Directive:
State the number of lines that include the string "strategies", and write nothing else.

Data entries:
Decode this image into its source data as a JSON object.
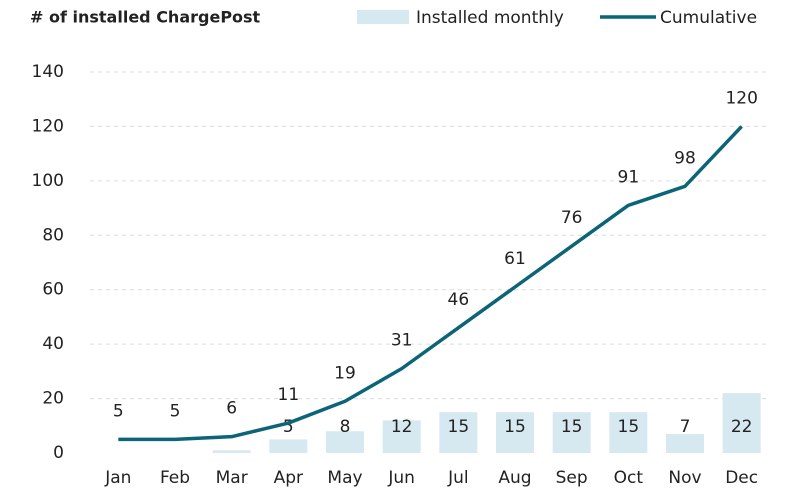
{
  "chart_data": {
    "type": "bar-line",
    "title": "# of installed ChargePost",
    "categories": [
      "Jan",
      "Feb",
      "Mar",
      "Apr",
      "May",
      "Jun",
      "Jul",
      "Aug",
      "Sep",
      "Oct",
      "Nov",
      "Dec"
    ],
    "series": [
      {
        "name": "Installed monthly",
        "type": "bar",
        "color": "#d6e9f1",
        "values": [
          0,
          0,
          1,
          5,
          8,
          12,
          15,
          15,
          15,
          15,
          7,
          22
        ],
        "value_labels": [
          null,
          null,
          null,
          "5",
          "8",
          "12",
          "15",
          "15",
          "15",
          "15",
          "7",
          "22"
        ]
      },
      {
        "name": "Cumulative",
        "type": "line",
        "color": "#0b6477",
        "values": [
          5,
          5,
          6,
          11,
          19,
          31,
          46,
          61,
          76,
          91,
          98,
          120
        ]
      }
    ],
    "ylim": [
      0,
      140
    ],
    "yticks": [
      0,
      20,
      40,
      60,
      80,
      100,
      120,
      140
    ],
    "grid": true
  }
}
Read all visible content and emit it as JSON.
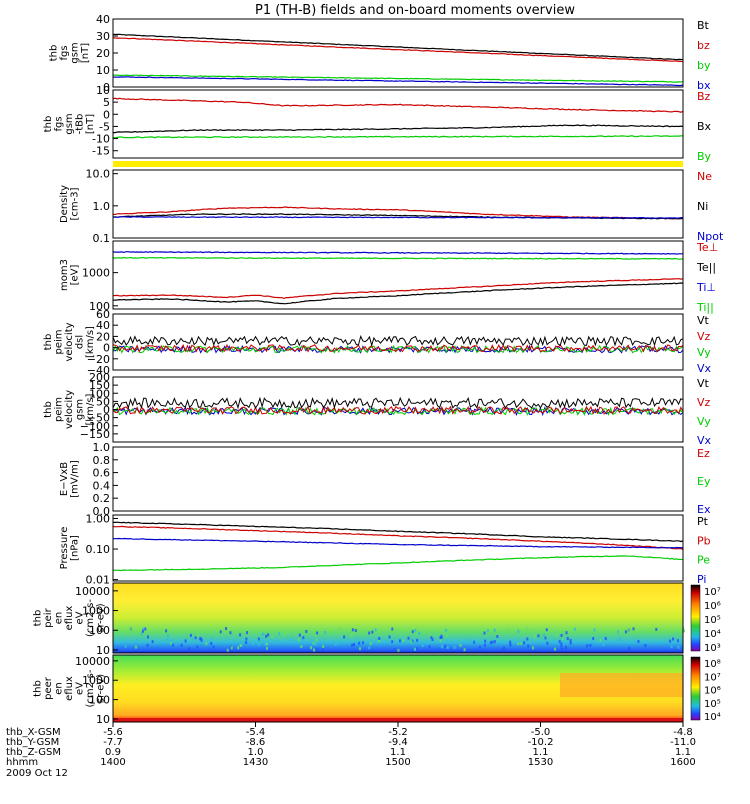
{
  "title": "P1 (TH-B) fields and on-board moments overview",
  "chart_data": [
    {
      "type": "line",
      "ylabel": [
        "thb",
        "fgs",
        "gsm",
        "[nT]"
      ],
      "ylim": [
        0,
        40
      ],
      "yticks": [
        0,
        10,
        20,
        30,
        40
      ],
      "legend": [
        {
          "name": "Bt",
          "color": "#000000"
        },
        {
          "name": "bz",
          "color": "#cc0000"
        },
        {
          "name": "by",
          "color": "#00cc00"
        },
        {
          "name": "bx",
          "color": "#0000cc"
        }
      ],
      "series": [
        {
          "name": "Bt",
          "color": "#000000",
          "x": [
            1400,
            1600
          ],
          "y": [
            31,
            16
          ]
        },
        {
          "name": "bz",
          "color": "#cc0000",
          "x": [
            1400,
            1600
          ],
          "y": [
            29,
            15
          ]
        },
        {
          "name": "by",
          "color": "#00cc00",
          "x": [
            1400,
            1600
          ],
          "y": [
            7,
            3
          ]
        },
        {
          "name": "bx",
          "color": "#0000cc",
          "x": [
            1400,
            1600
          ],
          "y": [
            6,
            1
          ]
        }
      ]
    },
    {
      "type": "line",
      "ylabel": [
        "thb",
        "fgs",
        "gsm",
        "-tBb",
        "[nT]"
      ],
      "ylim": [
        -18,
        10
      ],
      "yticks": [
        -15,
        -10,
        -5,
        0,
        5,
        10
      ],
      "legend": [
        {
          "name": "Bz",
          "color": "#cc0000"
        },
        {
          "name": "Bx",
          "color": "#000000"
        },
        {
          "name": "By",
          "color": "#00cc00"
        }
      ],
      "series": [
        {
          "name": "Bz",
          "color": "#cc0000",
          "x": [
            1400,
            1430,
            1445,
            1460,
            1500,
            1530,
            1560,
            1600
          ],
          "y": [
            6.5,
            5.5,
            5,
            3.5,
            4,
            3,
            2,
            1
          ]
        },
        {
          "name": "Bx",
          "color": "#000000",
          "x": [
            1400,
            1430,
            1460,
            1500,
            1530,
            1560,
            1600
          ],
          "y": [
            -7.5,
            -6.5,
            -6.5,
            -6,
            -5.5,
            -4.5,
            -5
          ]
        },
        {
          "name": "By",
          "color": "#00cc00",
          "x": [
            1400,
            1600
          ],
          "y": [
            -9.5,
            -9
          ]
        }
      ]
    },
    {
      "type": "line",
      "ylabel": [
        "Density",
        "[cm-3]"
      ],
      "yscale": "log",
      "ylim": [
        0.1,
        13
      ],
      "ytick_labels": [
        "0.1",
        "1.0",
        "10.0"
      ],
      "yticks": [
        0.1,
        1,
        10
      ],
      "legend": [
        {
          "name": "Ne",
          "color": "#cc0000"
        },
        {
          "name": "Ni",
          "color": "#000000"
        },
        {
          "name": "Npot",
          "color": "#0000cc"
        }
      ],
      "series": [
        {
          "name": "Ne",
          "color": "#cc0000",
          "x": [
            1400,
            1420,
            1440,
            1460,
            1480,
            1500,
            1530,
            1560,
            1600
          ],
          "y": [
            0.55,
            0.65,
            0.85,
            0.9,
            0.8,
            0.75,
            0.55,
            0.45,
            0.4
          ]
        },
        {
          "name": "Ni",
          "color": "#000000",
          "x": [
            1400,
            1430,
            1460,
            1500,
            1530,
            1560,
            1600
          ],
          "y": [
            0.45,
            0.55,
            0.55,
            0.5,
            0.45,
            0.42,
            0.4
          ]
        },
        {
          "name": "Npot",
          "color": "#0000cc",
          "x": [
            1400,
            1600
          ],
          "y": [
            0.45,
            0.42
          ]
        }
      ]
    },
    {
      "type": "line",
      "ylabel": [
        "mom3",
        "[eV]"
      ],
      "yscale": "log",
      "ylim": [
        80,
        9000
      ],
      "ytick_labels": [
        "100",
        "1000"
      ],
      "yticks": [
        100,
        1000
      ],
      "legend": [
        {
          "name": "Te⊥",
          "color": "#cc0000"
        },
        {
          "name": "Te||",
          "color": "#000000"
        },
        {
          "name": "Ti⊥",
          "color": "#0000cc"
        },
        {
          "name": "Ti||",
          "color": "#00cc00"
        }
      ],
      "series": [
        {
          "name": "Ti⊥",
          "color": "#0000cc",
          "x": [
            1400,
            1600
          ],
          "y": [
            4200,
            3700
          ]
        },
        {
          "name": "Ti||",
          "color": "#00cc00",
          "x": [
            1400,
            1600
          ],
          "y": [
            2800,
            2600
          ]
        },
        {
          "name": "Te⊥",
          "color": "#cc0000",
          "x": [
            1400,
            1420,
            1440,
            1450,
            1460,
            1480,
            1500,
            1530,
            1560,
            1600
          ],
          "y": [
            200,
            210,
            180,
            210,
            170,
            240,
            280,
            380,
            520,
            650
          ]
        },
        {
          "name": "Te||",
          "color": "#000000",
          "x": [
            1400,
            1420,
            1440,
            1450,
            1460,
            1480,
            1500,
            1530,
            1560,
            1600
          ],
          "y": [
            150,
            160,
            130,
            140,
            115,
            170,
            200,
            280,
            370,
            480
          ]
        }
      ]
    },
    {
      "type": "line",
      "ylabel": [
        "thb",
        "peim",
        "velocity",
        "dsl",
        "[km/s]"
      ],
      "ylim": [
        -40,
        60
      ],
      "yticks": [
        -20,
        0,
        20,
        40
      ],
      "ytick_labels": [
        "−20",
        "0",
        "20",
        "40"
      ],
      "extra_tick_labels": [
        "60",
        "−40"
      ],
      "legend": [
        {
          "name": "Vt",
          "color": "#000000"
        },
        {
          "name": "Vz",
          "color": "#cc0000"
        },
        {
          "name": "Vy",
          "color": "#00cc00"
        },
        {
          "name": "Vx",
          "color": "#0000cc"
        }
      ],
      "series": [
        {
          "name": "Vx",
          "color": "#0000cc",
          "x": [
            1400,
            1600
          ],
          "y": [
            -3,
            -3
          ]
        },
        {
          "name": "Vy",
          "color": "#00cc00",
          "x": [
            1400,
            1600
          ],
          "y": [
            -3,
            -3
          ]
        },
        {
          "name": "Vz",
          "color": "#cc0000",
          "x": [
            1400,
            1600
          ],
          "y": [
            -1,
            -1
          ]
        },
        {
          "name": "Vt",
          "color": "#000000",
          "x": [
            1400,
            1600
          ],
          "y": [
            12,
            12
          ]
        }
      ]
    },
    {
      "type": "line",
      "ylabel": [
        "thb",
        "peim",
        "velocity",
        "gsm",
        "[km/s]"
      ],
      "ylim": [
        -200,
        200
      ],
      "yticks": [
        -150,
        -100,
        -50,
        0,
        50,
        100,
        150,
        200
      ],
      "ytick_labels": [
        "−150",
        "−100",
        "−50",
        "0",
        "50",
        "100",
        "150",
        "200"
      ],
      "legend": [
        {
          "name": "Vt",
          "color": "#000000"
        },
        {
          "name": "Vz",
          "color": "#cc0000"
        },
        {
          "name": "Vy",
          "color": "#00cc00"
        },
        {
          "name": "Vx",
          "color": "#0000cc"
        }
      ],
      "series": [
        {
          "name": "Vx",
          "color": "#0000cc",
          "x": [
            1400,
            1600
          ],
          "y": [
            -10,
            -10
          ]
        },
        {
          "name": "Vy",
          "color": "#00cc00",
          "x": [
            1400,
            1600
          ],
          "y": [
            -10,
            -10
          ]
        },
        {
          "name": "Vz",
          "color": "#cc0000",
          "x": [
            1400,
            1600
          ],
          "y": [
            -5,
            -5
          ]
        },
        {
          "name": "Vt",
          "color": "#000000",
          "x": [
            1400,
            1600
          ],
          "y": [
            40,
            40
          ]
        }
      ]
    },
    {
      "type": "line",
      "ylabel": [
        "E−VxB",
        "[mV/m]"
      ],
      "ylim": [
        0,
        1
      ],
      "yticks": [
        0,
        0.2,
        0.4,
        0.6,
        0.8,
        1.0
      ],
      "ytick_labels": [
        "0.0",
        "0.2",
        "0.4",
        "0.6",
        "0.8",
        "1.0"
      ],
      "legend": [
        {
          "name": "Ez",
          "color": "#cc0000"
        },
        {
          "name": "Ey",
          "color": "#00cc00"
        },
        {
          "name": "Ex",
          "color": "#0000cc"
        }
      ],
      "series": []
    },
    {
      "type": "line",
      "ylabel": [
        "Pressure",
        "[nPa]"
      ],
      "yscale": "log",
      "ylim": [
        0.009,
        1.3
      ],
      "yticks": [
        0.01,
        0.1,
        1
      ],
      "ytick_labels": [
        "0.01",
        "0.10",
        "1.00"
      ],
      "legend": [
        {
          "name": "Pt",
          "color": "#000000"
        },
        {
          "name": "Pb",
          "color": "#cc0000"
        },
        {
          "name": "Pe",
          "color": "#00cc00"
        },
        {
          "name": "Pi",
          "color": "#0000cc"
        }
      ],
      "series": [
        {
          "name": "Pt",
          "color": "#000000",
          "x": [
            1400,
            1450,
            1500,
            1550,
            1600
          ],
          "y": [
            0.75,
            0.55,
            0.38,
            0.25,
            0.18
          ]
        },
        {
          "name": "Pb",
          "color": "#cc0000",
          "x": [
            1400,
            1450,
            1500,
            1550,
            1600
          ],
          "y": [
            0.55,
            0.4,
            0.27,
            0.18,
            0.1
          ]
        },
        {
          "name": "Pi",
          "color": "#0000cc",
          "x": [
            1400,
            1450,
            1500,
            1550,
            1600
          ],
          "y": [
            0.22,
            0.18,
            0.14,
            0.12,
            0.11
          ]
        },
        {
          "name": "Pe",
          "color": "#00cc00",
          "x": [
            1400,
            1430,
            1460,
            1500,
            1530,
            1560,
            1580,
            1600
          ],
          "y": [
            0.02,
            0.022,
            0.025,
            0.035,
            0.045,
            0.055,
            0.06,
            0.045
          ]
        }
      ]
    },
    {
      "type": "heatmap",
      "ylabel": [
        "thb",
        "peir",
        "en",
        "eflux",
        "eV",
        "(cm2-s-",
        "sr-eV)"
      ],
      "yscale": "log",
      "ylim": [
        7,
        25000
      ],
      "ytick_labels": [
        "10",
        "100",
        "1000",
        "10000"
      ],
      "yticks": [
        10,
        100,
        1000,
        10000
      ],
      "colorbar_labels": [
        "10⁷",
        "10⁶",
        "10⁵",
        "10⁴",
        "10³"
      ]
    },
    {
      "type": "heatmap",
      "ylabel": [
        "thb",
        "peer",
        "en",
        "eflux",
        "eV",
        "(cm2-s-",
        "sr-eV)"
      ],
      "yscale": "log",
      "ylim": [
        7,
        20000
      ],
      "ytick_labels": [
        "10",
        "100",
        "1000",
        "10000"
      ],
      "yticks": [
        10,
        100,
        1000,
        10000
      ],
      "colorbar_labels": [
        "10⁸",
        "10⁷",
        "10⁶",
        "10⁵",
        "10⁴"
      ]
    }
  ],
  "xaxis": {
    "xlim": [
      1400,
      1600
    ],
    "rows": [
      {
        "label": "thb_X-GSM",
        "values": [
          "-5.6",
          "-5.4",
          "-5.2",
          "-5.0",
          "-4.8"
        ]
      },
      {
        "label": "thb_Y-GSM",
        "values": [
          "-7.7",
          "-8.6",
          "-9.4",
          "-10.2",
          "-11.0"
        ]
      },
      {
        "label": "thb_Z-GSM",
        "values": [
          "0.9",
          "1.0",
          "1.1",
          "1.1",
          "1.1"
        ]
      },
      {
        "label": "hhmm",
        "values": [
          "1400",
          "1430",
          "1500",
          "1530",
          "1600"
        ]
      }
    ],
    "date": "2009 Oct 12"
  }
}
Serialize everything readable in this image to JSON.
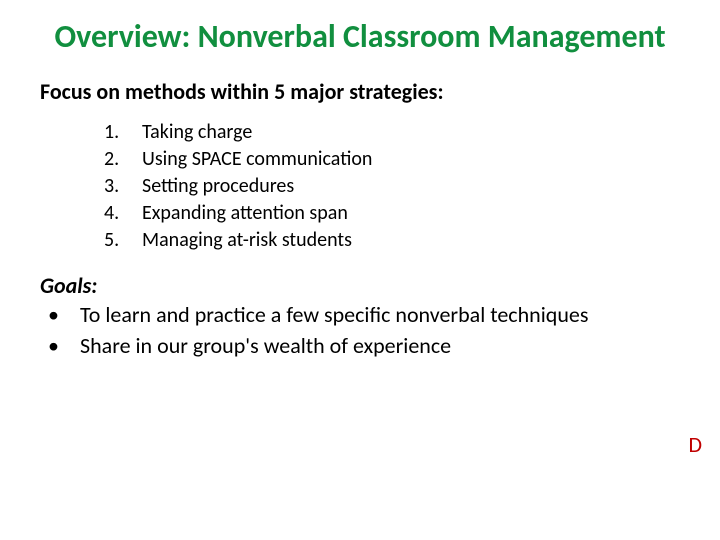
{
  "colors": {
    "title": "#118f3f",
    "body": "#000000",
    "annotation": "#c00000",
    "background": "#ffffff"
  },
  "typography": {
    "title_fontsize": 32,
    "subheading_fontsize": 22,
    "list_fontsize": 20,
    "bullet_fontsize": 22,
    "title_weight": 700,
    "subheading_weight": 700
  },
  "title": "Overview: Nonverbal Classroom Management",
  "subheading": "Focus on methods within 5 major strategies:",
  "strategies": [
    {
      "num": "1.",
      "text": "Taking charge"
    },
    {
      "num": "2.",
      "text": "Using SPACE communication"
    },
    {
      "num": "3.",
      "text": "Setting procedures"
    },
    {
      "num": "4.",
      "text": "Expanding attention span"
    },
    {
      "num": "5.",
      "text": "Managing at-risk students"
    }
  ],
  "goals_heading": "Goals:",
  "goals": [
    {
      "bullet": "•",
      "text": "To learn and practice a few specific nonverbal techniques"
    },
    {
      "bullet": "•",
      "text": " Share in our group's wealth of experience"
    }
  ],
  "annotation": "D"
}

The solution:
2